Figure data in JSON
# # #

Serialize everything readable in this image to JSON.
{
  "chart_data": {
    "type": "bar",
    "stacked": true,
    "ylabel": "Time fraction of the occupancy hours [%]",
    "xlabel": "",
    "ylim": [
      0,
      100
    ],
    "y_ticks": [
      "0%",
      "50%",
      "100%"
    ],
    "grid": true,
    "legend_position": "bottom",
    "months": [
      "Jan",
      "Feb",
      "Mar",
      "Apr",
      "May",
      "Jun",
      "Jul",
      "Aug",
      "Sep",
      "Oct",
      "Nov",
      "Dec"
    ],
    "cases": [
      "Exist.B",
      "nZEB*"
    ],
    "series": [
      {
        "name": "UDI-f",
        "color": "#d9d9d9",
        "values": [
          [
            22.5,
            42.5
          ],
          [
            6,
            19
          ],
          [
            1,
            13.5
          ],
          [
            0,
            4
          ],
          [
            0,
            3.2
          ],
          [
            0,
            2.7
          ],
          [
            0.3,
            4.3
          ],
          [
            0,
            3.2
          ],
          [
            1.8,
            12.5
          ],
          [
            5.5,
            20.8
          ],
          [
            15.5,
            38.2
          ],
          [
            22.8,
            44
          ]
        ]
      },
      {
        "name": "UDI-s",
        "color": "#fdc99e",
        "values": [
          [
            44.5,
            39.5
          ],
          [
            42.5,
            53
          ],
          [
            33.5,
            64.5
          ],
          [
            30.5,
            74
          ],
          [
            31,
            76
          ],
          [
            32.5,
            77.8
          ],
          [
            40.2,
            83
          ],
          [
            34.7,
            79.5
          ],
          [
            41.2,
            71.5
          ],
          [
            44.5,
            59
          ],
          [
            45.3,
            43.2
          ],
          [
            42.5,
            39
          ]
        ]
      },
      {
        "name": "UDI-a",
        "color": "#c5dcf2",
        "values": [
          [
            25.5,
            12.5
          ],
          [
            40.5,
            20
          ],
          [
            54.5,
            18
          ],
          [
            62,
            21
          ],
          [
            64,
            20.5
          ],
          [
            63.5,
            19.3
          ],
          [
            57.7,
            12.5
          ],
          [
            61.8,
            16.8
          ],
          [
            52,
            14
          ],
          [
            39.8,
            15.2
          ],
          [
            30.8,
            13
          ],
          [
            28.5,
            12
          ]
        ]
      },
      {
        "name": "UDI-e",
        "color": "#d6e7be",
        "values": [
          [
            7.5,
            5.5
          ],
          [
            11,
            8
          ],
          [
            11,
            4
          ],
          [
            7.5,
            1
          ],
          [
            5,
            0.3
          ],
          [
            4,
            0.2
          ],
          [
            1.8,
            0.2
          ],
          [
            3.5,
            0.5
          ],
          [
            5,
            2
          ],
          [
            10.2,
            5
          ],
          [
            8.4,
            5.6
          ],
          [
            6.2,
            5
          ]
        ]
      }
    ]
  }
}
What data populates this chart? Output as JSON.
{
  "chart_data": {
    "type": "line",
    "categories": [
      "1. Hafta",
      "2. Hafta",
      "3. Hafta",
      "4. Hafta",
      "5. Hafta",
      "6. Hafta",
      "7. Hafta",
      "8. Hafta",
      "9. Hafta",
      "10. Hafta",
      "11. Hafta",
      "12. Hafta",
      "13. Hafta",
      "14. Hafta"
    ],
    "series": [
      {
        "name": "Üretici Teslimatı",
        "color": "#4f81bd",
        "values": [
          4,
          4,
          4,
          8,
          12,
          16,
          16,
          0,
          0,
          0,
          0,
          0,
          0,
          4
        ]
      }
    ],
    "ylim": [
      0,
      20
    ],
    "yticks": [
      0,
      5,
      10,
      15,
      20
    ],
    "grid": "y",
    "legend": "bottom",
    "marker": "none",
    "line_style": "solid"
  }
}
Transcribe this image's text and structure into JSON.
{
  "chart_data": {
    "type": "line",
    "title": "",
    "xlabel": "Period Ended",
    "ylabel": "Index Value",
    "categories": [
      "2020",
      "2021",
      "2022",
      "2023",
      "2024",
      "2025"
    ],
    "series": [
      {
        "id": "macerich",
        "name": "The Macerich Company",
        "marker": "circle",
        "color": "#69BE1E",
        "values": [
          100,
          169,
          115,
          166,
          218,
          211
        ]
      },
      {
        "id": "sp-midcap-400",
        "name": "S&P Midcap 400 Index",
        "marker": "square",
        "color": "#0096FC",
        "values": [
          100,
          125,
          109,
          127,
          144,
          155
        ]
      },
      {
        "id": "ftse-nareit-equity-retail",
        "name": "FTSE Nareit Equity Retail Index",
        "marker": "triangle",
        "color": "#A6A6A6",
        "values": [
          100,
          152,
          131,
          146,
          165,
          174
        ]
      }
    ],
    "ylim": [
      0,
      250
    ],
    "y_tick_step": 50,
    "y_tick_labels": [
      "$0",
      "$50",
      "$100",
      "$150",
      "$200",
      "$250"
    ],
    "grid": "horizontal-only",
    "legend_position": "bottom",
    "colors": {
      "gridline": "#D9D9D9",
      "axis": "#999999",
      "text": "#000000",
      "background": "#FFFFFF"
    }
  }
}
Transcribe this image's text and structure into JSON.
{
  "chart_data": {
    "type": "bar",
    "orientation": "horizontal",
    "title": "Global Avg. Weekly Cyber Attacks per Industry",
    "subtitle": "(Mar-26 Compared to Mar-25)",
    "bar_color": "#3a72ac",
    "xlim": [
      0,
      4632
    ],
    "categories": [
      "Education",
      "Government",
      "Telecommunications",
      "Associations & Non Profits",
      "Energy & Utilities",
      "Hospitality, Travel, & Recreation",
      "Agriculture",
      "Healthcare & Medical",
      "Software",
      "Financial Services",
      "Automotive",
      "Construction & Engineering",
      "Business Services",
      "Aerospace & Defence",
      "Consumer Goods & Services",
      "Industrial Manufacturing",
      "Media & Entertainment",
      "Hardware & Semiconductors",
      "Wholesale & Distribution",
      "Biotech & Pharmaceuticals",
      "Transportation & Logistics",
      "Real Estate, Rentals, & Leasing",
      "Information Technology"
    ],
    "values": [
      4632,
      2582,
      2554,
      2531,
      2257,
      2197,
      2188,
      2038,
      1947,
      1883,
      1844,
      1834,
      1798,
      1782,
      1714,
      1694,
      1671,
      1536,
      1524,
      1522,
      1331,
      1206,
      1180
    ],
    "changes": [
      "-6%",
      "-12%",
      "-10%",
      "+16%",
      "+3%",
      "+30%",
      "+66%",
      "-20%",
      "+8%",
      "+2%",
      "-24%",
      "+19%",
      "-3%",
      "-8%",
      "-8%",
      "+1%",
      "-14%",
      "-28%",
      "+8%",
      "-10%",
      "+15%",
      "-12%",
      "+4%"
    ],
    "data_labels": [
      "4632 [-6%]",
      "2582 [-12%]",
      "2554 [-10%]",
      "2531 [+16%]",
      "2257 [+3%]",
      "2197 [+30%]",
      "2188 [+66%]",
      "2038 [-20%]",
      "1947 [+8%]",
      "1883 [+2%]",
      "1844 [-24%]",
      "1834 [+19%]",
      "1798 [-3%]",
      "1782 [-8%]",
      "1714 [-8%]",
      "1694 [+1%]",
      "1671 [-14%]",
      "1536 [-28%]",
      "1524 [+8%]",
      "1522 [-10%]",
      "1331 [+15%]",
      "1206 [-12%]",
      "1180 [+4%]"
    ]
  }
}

# # #

- What is needed -
Report the number of lines above that contain the word "Services", and only that number.

- Solution for this problem -
3